Write out the listing word for word, from its first line up to and including the line that contains "row-delete-button[interactable]: 删 除 bbox=[957, 210, 983, 223]".

◇ ◇ ◇ ◇ ◇

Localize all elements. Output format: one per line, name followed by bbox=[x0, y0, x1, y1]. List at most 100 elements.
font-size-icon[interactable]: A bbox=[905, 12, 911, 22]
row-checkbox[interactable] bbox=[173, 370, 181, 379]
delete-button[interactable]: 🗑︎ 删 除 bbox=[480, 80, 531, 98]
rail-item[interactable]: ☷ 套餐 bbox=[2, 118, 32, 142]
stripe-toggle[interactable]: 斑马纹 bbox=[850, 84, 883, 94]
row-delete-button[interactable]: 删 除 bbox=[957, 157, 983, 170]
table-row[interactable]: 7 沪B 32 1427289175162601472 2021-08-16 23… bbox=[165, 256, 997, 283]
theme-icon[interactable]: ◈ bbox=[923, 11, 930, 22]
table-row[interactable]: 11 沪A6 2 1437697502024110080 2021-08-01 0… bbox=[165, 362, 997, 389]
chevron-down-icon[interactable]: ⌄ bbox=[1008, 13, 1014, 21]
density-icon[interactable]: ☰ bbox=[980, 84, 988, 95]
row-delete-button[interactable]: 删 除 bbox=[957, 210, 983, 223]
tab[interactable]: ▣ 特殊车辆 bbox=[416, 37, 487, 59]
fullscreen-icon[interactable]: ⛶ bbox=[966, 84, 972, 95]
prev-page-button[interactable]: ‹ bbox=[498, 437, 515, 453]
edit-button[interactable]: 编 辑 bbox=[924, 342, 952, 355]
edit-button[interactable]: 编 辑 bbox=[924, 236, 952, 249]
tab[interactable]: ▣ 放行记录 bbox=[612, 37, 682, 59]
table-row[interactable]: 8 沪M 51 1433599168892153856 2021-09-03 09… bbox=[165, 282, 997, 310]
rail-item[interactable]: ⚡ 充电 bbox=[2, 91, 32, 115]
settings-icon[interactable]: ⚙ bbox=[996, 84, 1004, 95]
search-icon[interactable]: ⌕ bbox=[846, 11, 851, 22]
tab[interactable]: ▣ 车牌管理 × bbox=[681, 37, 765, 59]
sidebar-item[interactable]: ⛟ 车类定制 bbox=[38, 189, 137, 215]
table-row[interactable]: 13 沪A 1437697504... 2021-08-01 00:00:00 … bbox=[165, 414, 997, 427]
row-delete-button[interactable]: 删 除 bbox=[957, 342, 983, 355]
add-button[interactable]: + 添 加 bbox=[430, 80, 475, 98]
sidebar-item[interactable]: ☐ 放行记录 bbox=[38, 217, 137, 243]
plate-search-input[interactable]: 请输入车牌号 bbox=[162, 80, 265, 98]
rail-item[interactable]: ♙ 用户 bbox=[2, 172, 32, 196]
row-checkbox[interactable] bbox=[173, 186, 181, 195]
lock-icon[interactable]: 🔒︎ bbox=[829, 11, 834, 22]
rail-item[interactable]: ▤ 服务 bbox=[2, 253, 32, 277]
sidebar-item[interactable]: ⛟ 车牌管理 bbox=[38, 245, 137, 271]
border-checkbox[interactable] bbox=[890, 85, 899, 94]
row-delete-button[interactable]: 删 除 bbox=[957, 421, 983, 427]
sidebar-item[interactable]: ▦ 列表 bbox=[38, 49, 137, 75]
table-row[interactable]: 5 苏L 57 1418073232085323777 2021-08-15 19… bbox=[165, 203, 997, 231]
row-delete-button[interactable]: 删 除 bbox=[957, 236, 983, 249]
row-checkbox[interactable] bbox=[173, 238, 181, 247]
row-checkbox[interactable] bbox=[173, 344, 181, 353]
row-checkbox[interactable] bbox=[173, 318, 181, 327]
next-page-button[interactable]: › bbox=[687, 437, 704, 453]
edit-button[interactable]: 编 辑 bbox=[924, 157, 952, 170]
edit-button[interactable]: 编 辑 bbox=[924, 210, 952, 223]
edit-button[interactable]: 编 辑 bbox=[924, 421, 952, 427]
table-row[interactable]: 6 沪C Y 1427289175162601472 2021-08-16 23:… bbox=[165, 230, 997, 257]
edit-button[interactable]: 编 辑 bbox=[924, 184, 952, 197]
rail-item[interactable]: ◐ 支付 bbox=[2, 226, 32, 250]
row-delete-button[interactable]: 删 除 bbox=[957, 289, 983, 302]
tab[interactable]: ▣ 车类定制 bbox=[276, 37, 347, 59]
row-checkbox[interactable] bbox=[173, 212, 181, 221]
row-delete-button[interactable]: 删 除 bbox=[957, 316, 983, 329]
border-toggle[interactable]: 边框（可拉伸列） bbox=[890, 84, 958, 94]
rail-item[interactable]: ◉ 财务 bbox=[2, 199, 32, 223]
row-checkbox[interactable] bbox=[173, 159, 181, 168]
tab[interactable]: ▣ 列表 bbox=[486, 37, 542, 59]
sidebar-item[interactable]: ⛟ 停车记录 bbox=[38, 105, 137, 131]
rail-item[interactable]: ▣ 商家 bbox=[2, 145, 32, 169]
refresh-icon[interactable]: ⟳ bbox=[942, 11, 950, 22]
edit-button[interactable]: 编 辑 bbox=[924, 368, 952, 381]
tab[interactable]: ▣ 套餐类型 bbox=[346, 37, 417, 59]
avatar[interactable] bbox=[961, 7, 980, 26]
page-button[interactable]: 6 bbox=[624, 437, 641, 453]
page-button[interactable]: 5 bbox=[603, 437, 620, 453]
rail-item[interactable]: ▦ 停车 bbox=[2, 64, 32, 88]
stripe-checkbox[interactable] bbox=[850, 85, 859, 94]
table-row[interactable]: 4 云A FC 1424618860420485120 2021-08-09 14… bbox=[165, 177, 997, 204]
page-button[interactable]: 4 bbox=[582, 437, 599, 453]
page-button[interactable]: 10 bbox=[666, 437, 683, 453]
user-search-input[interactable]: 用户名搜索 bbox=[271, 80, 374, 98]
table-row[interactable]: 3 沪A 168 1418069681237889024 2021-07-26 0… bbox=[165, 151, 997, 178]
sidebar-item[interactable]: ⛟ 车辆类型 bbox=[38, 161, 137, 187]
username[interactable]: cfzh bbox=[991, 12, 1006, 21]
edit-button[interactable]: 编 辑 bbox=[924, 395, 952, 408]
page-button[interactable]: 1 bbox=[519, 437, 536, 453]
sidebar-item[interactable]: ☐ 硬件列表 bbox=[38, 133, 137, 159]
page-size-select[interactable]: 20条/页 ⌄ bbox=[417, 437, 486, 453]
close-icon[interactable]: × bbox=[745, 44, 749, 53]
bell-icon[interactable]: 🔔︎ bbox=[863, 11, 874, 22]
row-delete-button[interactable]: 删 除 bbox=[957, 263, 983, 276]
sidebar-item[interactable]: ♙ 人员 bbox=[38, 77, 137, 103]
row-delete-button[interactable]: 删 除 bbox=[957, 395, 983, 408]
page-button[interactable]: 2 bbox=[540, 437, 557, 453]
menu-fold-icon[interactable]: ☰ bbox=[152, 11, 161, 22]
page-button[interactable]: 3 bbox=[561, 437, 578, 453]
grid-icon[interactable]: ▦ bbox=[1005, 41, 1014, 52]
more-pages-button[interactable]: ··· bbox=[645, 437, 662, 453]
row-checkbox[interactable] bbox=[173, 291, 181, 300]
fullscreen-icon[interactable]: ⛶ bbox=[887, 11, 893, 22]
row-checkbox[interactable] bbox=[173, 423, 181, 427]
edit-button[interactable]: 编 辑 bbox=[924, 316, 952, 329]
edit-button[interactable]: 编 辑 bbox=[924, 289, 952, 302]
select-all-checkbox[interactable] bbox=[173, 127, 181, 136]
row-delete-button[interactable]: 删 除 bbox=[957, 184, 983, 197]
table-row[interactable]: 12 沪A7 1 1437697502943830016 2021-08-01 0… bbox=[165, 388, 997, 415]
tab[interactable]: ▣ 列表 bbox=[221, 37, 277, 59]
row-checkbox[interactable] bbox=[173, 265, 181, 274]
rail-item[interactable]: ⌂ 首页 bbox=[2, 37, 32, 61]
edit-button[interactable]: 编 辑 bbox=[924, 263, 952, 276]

◇ ◇ ◇ ◇ ◇

→ SOLVED EXERCISE
Localize all elements. Output format: one per line, name followed by bbox=[x0, y0, x1, y1]. List at most 100 elements.
font-size-icon[interactable]: A bbox=[905, 12, 911, 22]
row-checkbox[interactable] bbox=[173, 370, 181, 379]
delete-button[interactable]: 🗑︎ 删 除 bbox=[480, 80, 531, 98]
rail-item[interactable]: ☷ 套餐 bbox=[2, 118, 32, 142]
stripe-toggle[interactable]: 斑马纹 bbox=[850, 84, 883, 94]
row-delete-button[interactable]: 删 除 bbox=[957, 157, 983, 170]
table-row[interactable]: 7 沪B 32 1427289175162601472 2021-08-16 23… bbox=[165, 256, 997, 283]
theme-icon[interactable]: ◈ bbox=[923, 11, 930, 22]
table-row[interactable]: 11 沪A6 2 1437697502024110080 2021-08-01 0… bbox=[165, 362, 997, 389]
chevron-down-icon[interactable]: ⌄ bbox=[1008, 13, 1014, 21]
density-icon[interactable]: ☰ bbox=[980, 84, 988, 95]
row-delete-button[interactable]: 删 除 bbox=[957, 210, 983, 223]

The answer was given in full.